• [CUPLIKAN TEKS]:
+--

In
17an,
Embrassing
17 Agustus
Rada kecewa kemarin mendengar pengumuman bahwa yang menjadi peserta untuk upacara 17an di kantor Bupati adalah anak kelas X MIPA dan Il Sos. Tapi, sayang walaupun pesertanya sudah ditentukan. Gue dan Febby, siswa yang amat sangat nasionalis ini memutuskan untuk ikut serta mengisi kemerdekaan dengan menjadi peserta upacara 17an juga. Semua rencana sudah disusun sedemikian. Tahan malu, anggap aja kami ini masih kelas X.
Simpang siur upacara mulai jam berapa. Ada yang nanya gue, gue pun nanya balik yang lain. Akhirnya Sabtu pagi gue udah bangun dan sarapan, berasa pengen pergi ke sekolah disaat yang lain masih bisa melanjutkan tidurnya di 17 Agustus yang cukup cerah ini. Jam 7 gue udah rapi dan cantik. Janjinya Febby mau jemput gue berhubung searah sama kantor Bupati-nya, tapi seperti biasa motor dia dipake sama nyokapnya buat ke pasar. Jadi, mau ga mau gue jemput dia ke pasar yang kalian perlu tau itu berlainan arah dan jauh banget. Gue ke rumahnya bukan jam 7 melainkan jam setengah 8 jam 8-an gitu berhubung kata dia mulai upacaranya sekitar jam segitu.

+--

• [CUPLIKAN DATA]:
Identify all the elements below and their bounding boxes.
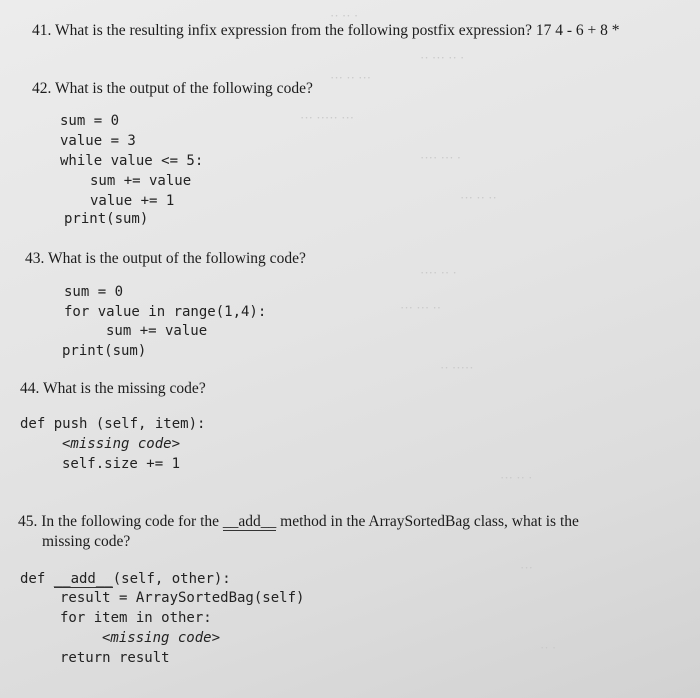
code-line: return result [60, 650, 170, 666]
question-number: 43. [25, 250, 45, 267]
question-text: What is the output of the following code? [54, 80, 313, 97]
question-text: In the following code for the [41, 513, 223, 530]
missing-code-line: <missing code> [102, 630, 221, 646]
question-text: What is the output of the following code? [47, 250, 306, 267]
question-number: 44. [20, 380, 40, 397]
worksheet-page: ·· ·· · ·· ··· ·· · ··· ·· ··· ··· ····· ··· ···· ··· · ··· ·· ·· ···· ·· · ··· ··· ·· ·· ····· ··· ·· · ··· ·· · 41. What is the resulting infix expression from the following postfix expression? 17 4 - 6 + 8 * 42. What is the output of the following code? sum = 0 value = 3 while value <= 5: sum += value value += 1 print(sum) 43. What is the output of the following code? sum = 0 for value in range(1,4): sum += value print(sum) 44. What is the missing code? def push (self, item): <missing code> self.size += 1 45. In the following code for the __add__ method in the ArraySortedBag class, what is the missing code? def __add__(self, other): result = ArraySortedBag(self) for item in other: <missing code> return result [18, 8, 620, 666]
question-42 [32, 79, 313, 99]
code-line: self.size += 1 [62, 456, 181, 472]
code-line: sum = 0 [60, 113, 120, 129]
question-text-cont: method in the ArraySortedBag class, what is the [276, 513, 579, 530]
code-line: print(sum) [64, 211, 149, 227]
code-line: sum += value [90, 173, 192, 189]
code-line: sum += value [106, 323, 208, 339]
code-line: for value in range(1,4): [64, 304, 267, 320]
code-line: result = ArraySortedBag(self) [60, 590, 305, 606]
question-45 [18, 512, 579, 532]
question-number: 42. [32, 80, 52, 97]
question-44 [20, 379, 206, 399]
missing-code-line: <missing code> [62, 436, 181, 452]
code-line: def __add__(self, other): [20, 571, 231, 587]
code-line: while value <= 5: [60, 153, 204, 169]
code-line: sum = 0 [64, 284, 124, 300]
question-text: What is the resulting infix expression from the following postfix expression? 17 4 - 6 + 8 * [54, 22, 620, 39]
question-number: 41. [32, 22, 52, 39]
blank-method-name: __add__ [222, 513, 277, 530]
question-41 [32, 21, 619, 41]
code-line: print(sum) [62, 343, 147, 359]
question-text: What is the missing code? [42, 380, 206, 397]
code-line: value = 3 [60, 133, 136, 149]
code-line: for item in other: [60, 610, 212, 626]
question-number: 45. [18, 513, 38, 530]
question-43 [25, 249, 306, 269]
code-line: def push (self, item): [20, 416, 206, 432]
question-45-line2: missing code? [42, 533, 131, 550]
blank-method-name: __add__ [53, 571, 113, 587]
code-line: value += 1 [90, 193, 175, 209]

+--

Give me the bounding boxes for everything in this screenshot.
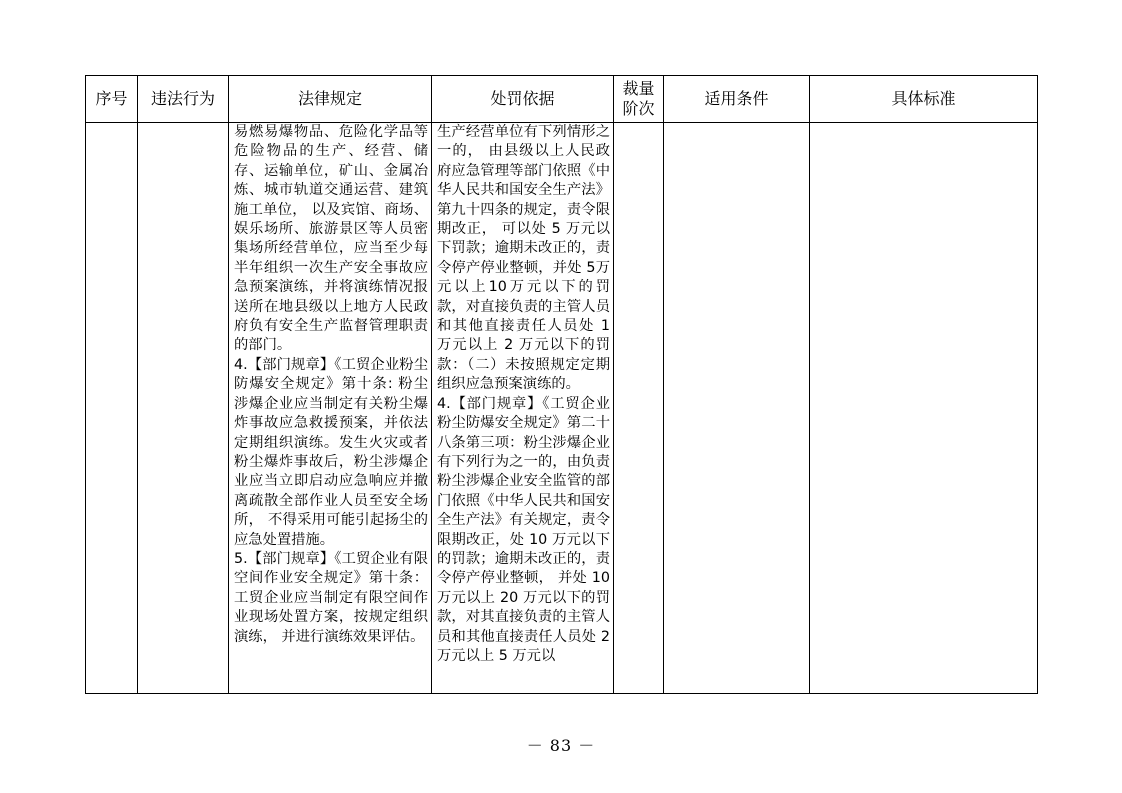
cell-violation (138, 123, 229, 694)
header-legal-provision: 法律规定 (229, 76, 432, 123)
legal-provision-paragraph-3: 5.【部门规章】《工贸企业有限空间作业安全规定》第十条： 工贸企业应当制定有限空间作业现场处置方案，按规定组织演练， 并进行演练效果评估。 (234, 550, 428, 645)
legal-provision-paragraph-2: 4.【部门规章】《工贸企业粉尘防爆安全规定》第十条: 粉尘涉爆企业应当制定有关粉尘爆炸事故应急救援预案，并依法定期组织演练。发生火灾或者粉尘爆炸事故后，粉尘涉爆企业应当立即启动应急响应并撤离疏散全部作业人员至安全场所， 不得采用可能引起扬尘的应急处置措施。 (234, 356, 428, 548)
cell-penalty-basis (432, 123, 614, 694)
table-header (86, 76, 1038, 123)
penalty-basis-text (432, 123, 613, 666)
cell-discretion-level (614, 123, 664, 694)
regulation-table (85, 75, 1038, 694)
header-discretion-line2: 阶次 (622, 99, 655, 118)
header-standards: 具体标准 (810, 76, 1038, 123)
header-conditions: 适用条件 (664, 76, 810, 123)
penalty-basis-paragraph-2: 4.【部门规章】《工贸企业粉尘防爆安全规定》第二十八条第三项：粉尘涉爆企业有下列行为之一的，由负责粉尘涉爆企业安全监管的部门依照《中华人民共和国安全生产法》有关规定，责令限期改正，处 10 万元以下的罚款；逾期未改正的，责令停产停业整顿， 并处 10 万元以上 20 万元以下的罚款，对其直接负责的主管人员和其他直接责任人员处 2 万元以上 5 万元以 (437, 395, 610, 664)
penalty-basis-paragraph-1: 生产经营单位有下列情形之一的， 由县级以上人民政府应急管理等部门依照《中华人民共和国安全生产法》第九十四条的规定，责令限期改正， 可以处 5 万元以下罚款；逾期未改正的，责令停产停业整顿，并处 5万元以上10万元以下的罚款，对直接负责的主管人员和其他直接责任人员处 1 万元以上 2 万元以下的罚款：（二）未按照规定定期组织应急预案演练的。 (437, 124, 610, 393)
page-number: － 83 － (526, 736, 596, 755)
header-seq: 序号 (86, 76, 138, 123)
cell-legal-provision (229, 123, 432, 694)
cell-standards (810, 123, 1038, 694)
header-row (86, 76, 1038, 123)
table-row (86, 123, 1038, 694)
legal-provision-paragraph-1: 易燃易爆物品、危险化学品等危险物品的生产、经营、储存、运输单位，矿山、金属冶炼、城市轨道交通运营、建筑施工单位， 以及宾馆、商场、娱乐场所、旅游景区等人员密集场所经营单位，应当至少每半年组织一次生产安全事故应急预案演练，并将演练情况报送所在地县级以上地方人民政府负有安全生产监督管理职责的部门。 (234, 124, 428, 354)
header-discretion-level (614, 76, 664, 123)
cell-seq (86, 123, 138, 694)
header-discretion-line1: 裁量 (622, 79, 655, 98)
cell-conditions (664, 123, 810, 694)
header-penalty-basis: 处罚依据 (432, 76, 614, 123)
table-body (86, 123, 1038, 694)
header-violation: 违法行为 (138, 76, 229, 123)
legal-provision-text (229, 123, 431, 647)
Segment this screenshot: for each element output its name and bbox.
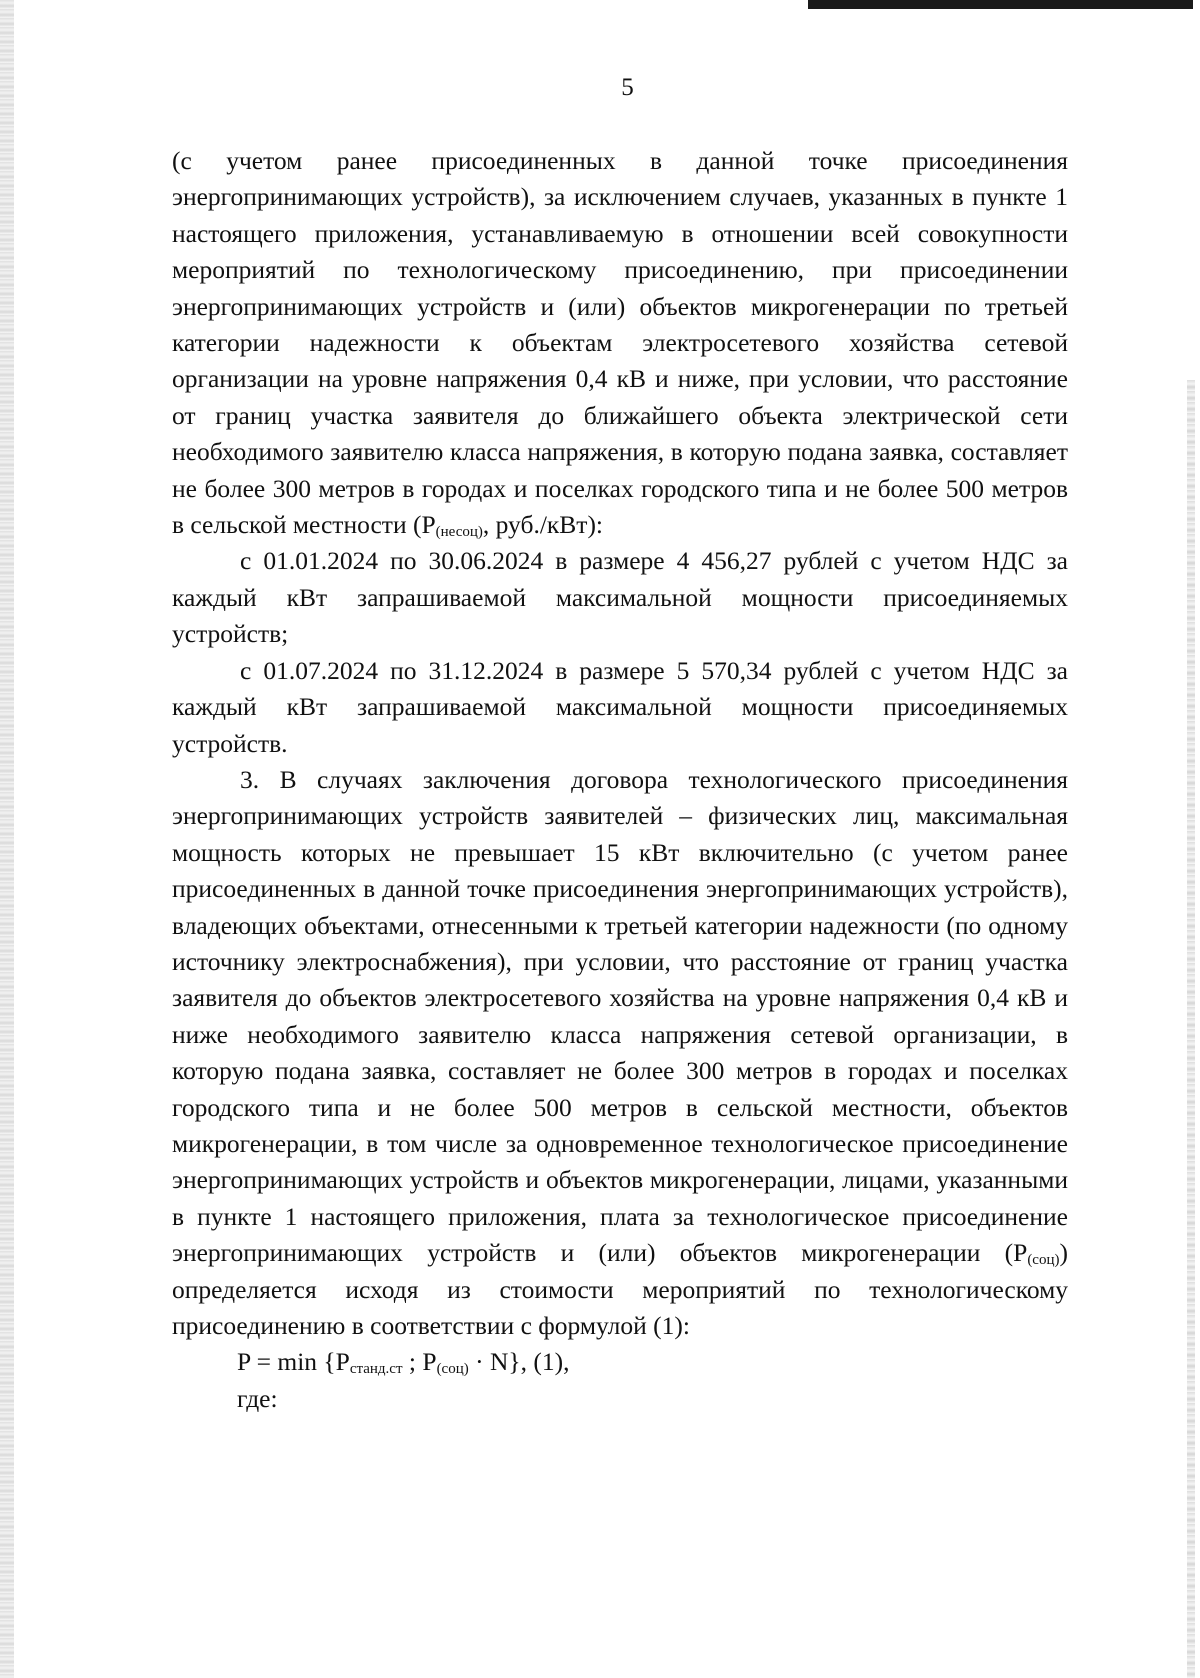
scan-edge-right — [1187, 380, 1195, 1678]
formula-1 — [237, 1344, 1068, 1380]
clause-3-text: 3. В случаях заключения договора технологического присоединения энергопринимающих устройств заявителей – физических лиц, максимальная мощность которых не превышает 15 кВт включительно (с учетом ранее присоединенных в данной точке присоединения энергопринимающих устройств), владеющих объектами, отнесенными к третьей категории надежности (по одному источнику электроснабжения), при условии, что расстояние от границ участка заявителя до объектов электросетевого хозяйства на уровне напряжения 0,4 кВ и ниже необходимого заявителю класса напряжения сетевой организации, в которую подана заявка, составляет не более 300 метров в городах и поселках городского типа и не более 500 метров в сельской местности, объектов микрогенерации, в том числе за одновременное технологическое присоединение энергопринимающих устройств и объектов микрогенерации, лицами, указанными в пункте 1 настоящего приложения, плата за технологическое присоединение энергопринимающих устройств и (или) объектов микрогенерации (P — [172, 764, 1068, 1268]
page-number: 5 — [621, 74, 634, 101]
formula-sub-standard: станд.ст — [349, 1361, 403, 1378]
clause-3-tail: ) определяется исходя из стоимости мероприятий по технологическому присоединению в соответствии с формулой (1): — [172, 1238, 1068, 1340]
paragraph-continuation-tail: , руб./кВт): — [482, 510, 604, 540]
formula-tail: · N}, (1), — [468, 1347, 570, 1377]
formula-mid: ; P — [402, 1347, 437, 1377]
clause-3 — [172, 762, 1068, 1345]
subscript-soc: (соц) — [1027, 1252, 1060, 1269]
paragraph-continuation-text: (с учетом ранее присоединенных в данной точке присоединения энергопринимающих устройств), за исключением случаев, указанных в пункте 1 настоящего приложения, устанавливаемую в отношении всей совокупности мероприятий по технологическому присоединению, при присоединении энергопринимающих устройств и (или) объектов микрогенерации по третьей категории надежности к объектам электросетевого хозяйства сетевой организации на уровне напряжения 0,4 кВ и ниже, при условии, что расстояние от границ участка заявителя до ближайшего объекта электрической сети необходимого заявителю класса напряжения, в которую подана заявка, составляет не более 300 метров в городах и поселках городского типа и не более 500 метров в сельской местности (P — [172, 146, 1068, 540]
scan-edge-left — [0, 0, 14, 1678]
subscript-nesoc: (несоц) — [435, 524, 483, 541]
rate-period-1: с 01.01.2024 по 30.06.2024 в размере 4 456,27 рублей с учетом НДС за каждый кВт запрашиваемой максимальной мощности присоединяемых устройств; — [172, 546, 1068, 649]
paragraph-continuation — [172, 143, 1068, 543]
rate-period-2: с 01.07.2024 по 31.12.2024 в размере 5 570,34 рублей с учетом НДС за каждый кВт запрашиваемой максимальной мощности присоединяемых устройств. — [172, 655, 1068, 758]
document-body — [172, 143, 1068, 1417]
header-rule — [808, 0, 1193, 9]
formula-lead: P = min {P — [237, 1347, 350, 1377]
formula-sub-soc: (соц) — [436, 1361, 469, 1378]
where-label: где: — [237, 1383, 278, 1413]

+--

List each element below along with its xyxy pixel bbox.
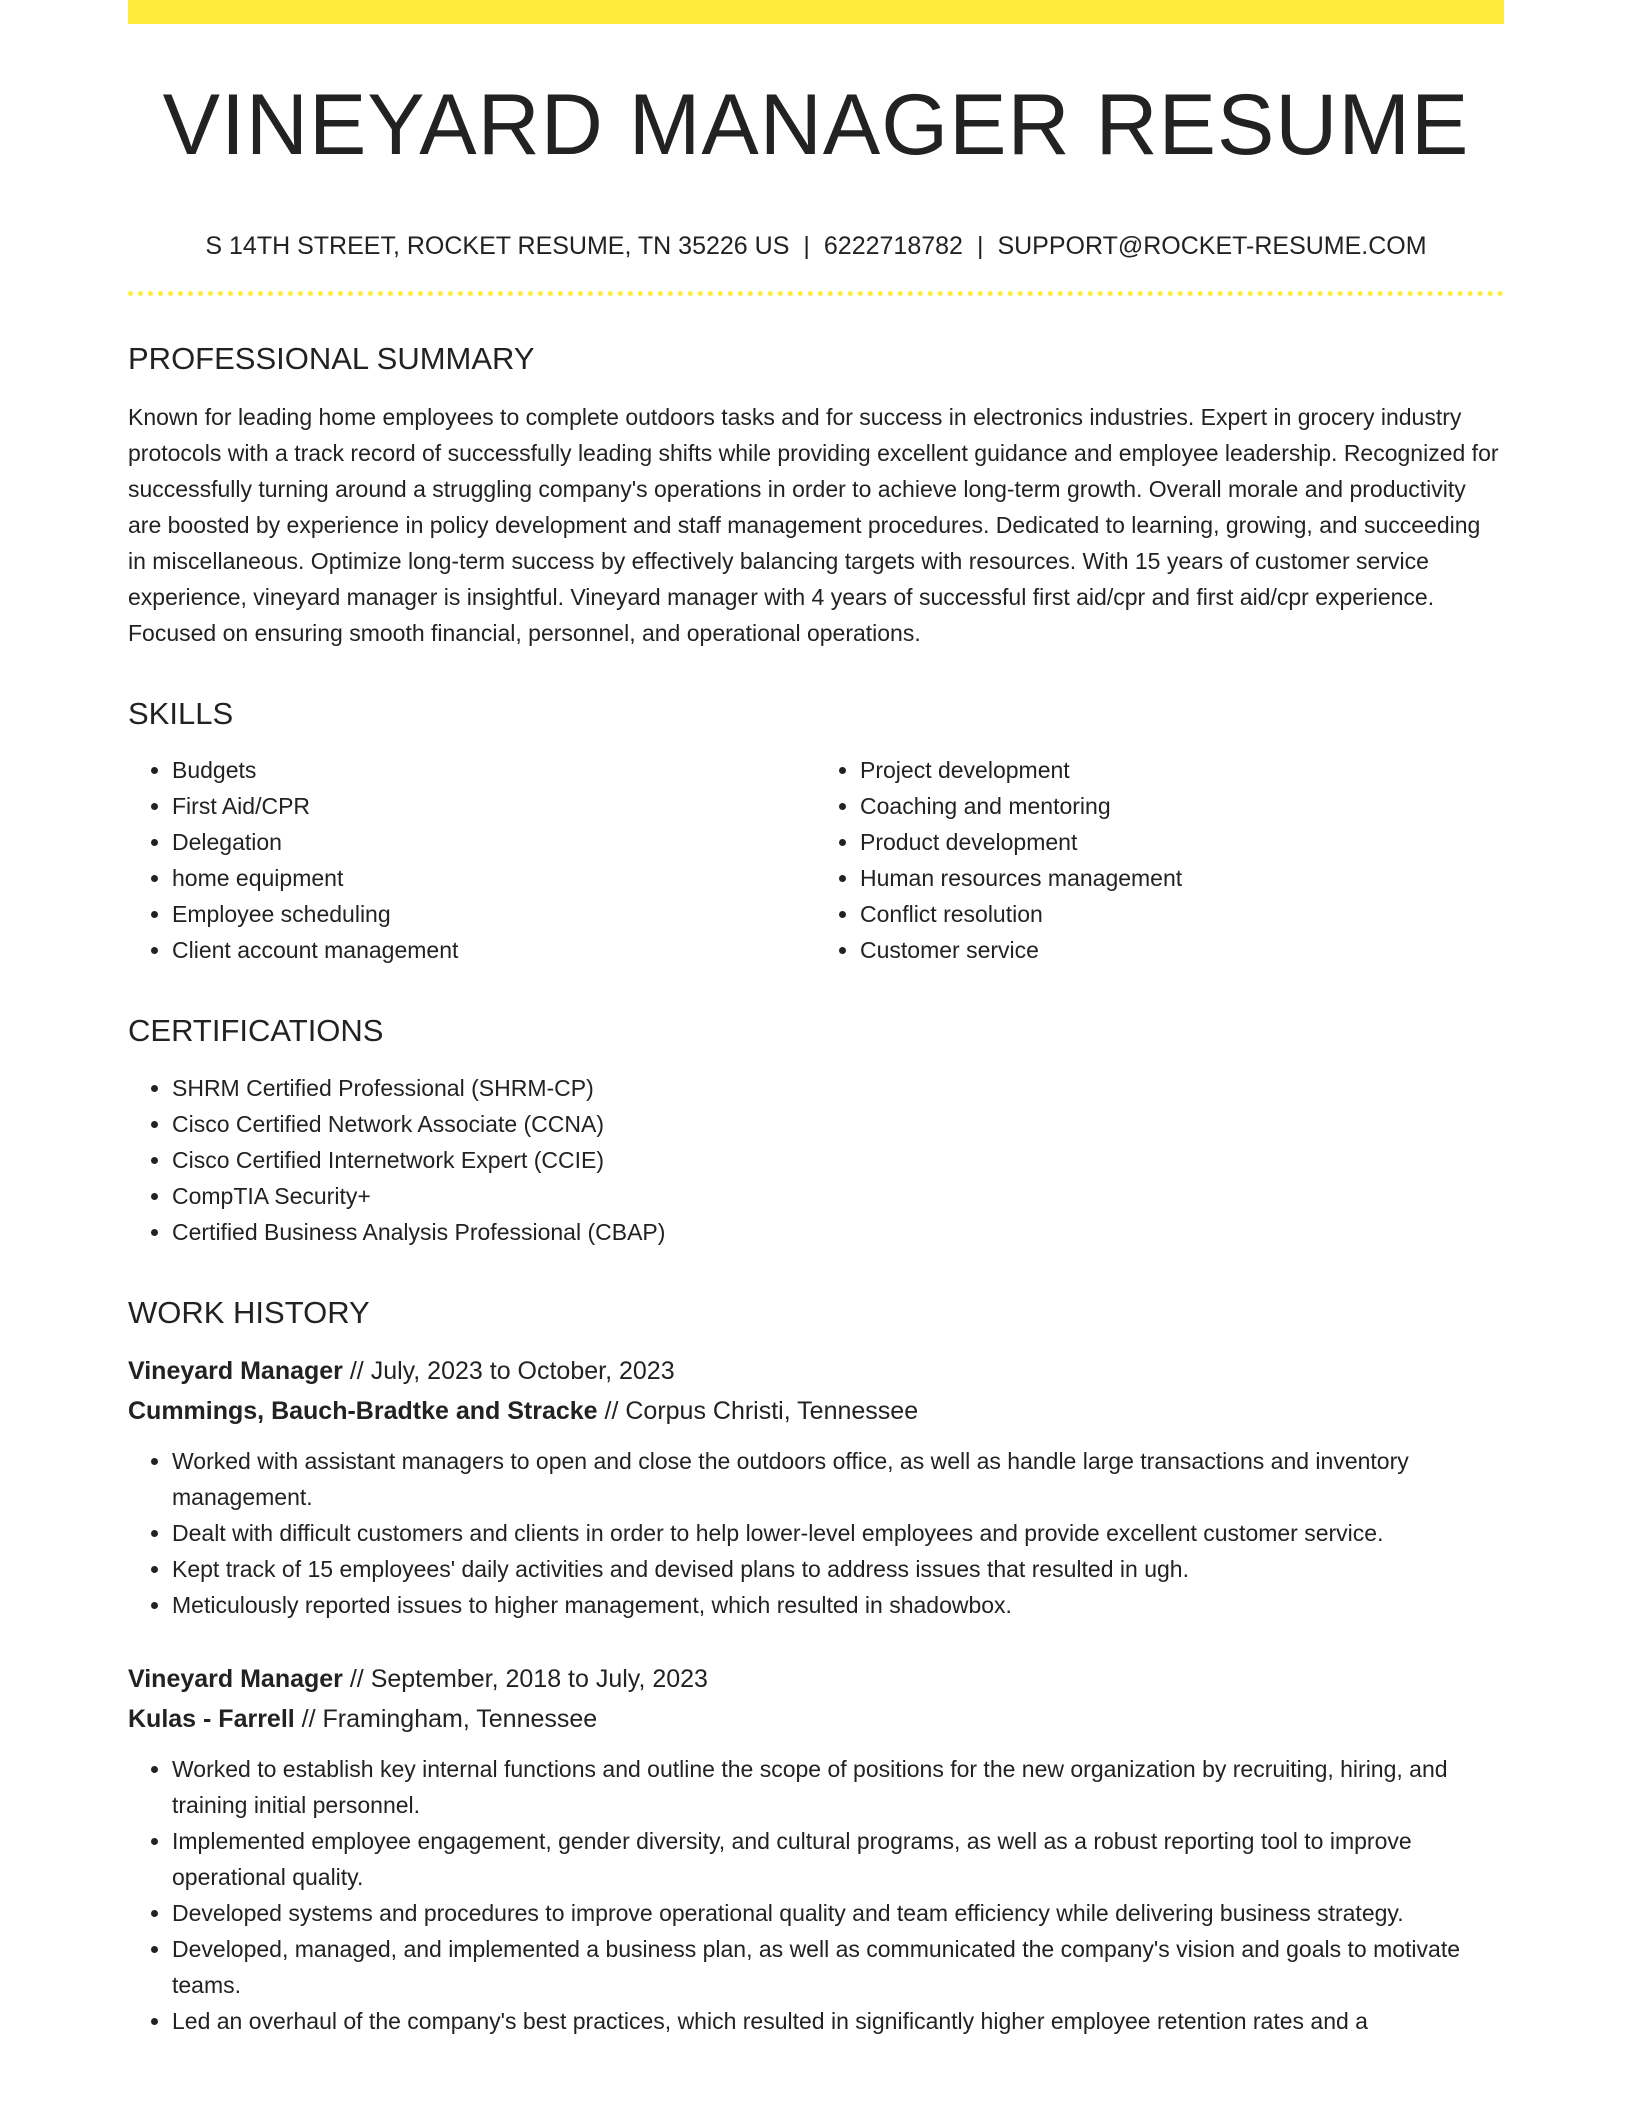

+--

• [TUGAS YANG DIBERIKAN]:
Dari teks tentang upacara 17an di atas, sebutkan semua jam tertentu yang disebut dengan kata "jam" beserta angka. Hitung jam yang sama sekali saja.

• [CONTOH JAWABAN]:
- jam 7
- jam setengah 8
- jam 8-an